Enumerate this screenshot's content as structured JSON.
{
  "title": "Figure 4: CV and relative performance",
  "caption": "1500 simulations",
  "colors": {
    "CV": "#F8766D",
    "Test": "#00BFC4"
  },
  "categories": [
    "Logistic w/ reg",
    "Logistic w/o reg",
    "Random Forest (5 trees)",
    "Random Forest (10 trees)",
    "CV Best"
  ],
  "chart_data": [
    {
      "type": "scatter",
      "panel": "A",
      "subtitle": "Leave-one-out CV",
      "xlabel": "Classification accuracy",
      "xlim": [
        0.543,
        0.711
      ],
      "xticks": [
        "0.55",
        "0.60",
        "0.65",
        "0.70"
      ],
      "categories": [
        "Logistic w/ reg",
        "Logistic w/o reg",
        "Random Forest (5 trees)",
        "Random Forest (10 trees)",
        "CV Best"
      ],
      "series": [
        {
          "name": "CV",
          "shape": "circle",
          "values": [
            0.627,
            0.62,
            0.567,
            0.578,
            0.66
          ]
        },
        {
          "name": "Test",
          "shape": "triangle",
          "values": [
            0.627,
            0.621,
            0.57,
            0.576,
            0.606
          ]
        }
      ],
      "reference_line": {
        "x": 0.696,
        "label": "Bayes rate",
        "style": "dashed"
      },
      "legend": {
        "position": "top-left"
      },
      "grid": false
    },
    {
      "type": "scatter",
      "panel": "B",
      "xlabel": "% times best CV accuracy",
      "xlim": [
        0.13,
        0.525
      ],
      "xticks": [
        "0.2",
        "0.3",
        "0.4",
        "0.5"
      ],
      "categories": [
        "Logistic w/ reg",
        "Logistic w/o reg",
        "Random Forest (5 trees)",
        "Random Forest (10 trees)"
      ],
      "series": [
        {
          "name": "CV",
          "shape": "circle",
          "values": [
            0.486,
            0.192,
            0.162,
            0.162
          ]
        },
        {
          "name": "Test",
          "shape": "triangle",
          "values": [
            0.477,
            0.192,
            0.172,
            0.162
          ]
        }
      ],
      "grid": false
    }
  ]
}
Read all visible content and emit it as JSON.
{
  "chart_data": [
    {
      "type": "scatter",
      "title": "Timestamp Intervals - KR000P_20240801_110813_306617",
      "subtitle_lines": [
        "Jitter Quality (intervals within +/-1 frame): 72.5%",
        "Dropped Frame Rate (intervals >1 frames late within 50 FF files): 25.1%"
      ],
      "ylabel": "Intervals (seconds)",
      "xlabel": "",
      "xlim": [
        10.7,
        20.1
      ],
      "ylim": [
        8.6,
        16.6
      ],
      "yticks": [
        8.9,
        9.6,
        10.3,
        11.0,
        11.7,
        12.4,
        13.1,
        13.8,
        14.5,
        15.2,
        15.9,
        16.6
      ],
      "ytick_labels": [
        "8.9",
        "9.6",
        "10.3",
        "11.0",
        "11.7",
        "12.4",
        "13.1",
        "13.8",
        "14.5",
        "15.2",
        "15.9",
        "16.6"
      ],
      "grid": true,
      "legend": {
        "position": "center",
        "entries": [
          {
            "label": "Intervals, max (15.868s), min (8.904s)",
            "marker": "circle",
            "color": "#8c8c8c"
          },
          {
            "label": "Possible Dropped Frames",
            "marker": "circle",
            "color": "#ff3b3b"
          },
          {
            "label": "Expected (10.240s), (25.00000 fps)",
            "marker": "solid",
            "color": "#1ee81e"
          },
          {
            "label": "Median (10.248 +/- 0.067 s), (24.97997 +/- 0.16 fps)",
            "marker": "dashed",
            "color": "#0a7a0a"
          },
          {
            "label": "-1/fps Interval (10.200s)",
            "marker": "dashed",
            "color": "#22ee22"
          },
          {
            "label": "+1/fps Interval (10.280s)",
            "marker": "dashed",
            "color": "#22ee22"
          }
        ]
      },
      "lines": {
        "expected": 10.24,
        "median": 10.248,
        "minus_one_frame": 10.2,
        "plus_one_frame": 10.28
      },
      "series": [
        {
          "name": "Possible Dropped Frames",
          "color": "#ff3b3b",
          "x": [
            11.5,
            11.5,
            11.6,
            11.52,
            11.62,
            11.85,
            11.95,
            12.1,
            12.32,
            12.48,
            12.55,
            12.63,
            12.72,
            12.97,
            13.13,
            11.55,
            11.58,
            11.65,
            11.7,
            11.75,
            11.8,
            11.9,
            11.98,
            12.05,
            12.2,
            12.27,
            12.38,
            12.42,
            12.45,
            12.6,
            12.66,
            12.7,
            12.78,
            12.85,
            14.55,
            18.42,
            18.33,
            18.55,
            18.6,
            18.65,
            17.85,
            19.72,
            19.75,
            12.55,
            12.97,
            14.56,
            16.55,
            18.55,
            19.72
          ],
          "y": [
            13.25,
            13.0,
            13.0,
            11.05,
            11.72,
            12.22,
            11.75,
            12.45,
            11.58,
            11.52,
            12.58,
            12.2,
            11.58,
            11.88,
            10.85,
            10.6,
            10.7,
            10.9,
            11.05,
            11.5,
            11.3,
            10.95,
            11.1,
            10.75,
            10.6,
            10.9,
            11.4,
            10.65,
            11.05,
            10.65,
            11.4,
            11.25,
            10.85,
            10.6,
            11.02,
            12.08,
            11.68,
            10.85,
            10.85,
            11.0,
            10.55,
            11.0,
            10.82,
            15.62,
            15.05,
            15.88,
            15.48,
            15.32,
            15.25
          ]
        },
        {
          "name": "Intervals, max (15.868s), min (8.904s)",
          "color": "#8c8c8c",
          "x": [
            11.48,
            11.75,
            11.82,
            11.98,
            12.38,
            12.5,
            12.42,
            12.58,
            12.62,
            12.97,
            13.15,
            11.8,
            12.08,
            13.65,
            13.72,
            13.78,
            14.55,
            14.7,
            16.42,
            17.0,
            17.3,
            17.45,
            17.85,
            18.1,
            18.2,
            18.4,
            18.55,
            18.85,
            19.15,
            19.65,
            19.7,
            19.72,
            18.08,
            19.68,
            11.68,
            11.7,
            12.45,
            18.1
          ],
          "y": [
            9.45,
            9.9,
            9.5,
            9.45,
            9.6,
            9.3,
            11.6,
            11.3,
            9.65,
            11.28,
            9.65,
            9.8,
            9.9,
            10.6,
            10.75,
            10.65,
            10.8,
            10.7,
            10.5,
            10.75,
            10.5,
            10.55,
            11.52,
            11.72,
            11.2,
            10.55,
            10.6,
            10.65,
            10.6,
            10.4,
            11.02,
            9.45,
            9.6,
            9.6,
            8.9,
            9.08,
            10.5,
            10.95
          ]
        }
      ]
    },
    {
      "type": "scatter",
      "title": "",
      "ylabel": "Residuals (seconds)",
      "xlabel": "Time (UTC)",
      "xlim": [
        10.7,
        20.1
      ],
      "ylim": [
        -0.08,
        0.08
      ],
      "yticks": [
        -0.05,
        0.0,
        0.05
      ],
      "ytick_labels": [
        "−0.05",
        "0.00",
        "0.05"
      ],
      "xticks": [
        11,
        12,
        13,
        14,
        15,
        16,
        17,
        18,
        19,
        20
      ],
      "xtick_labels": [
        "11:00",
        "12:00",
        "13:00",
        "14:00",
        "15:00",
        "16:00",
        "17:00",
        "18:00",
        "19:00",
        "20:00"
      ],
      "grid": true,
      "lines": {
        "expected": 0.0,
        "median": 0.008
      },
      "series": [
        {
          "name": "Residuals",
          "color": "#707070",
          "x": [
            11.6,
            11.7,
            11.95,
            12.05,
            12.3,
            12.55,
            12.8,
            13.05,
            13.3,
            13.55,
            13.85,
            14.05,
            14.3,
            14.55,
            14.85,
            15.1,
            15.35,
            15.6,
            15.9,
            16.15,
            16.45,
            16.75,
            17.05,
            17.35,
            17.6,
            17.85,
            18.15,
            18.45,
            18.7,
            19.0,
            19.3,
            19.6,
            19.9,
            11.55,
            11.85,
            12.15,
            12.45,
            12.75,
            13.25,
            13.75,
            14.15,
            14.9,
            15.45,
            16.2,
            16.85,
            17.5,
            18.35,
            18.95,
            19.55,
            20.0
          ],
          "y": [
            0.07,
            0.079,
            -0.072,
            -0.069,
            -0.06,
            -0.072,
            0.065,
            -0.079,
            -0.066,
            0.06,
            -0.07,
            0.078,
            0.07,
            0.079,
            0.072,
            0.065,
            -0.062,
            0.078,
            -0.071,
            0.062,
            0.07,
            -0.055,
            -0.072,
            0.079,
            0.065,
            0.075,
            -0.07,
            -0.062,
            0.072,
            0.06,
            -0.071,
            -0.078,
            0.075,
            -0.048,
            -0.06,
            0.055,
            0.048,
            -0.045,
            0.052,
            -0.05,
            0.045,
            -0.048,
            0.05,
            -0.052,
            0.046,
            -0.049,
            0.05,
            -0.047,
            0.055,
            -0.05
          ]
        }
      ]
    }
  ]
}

# # # # # # #

**STATED TASK:** Go through the preceding material and copy each line that has the word "Dropped".

**SOLUTION BELOW:**
        "Dropped Frame Rate (intervals >1 frames late within 50 FF files): 25.1%"
            "label": "Possible Dropped Frames",
          "name": "Possible Dropped Frames",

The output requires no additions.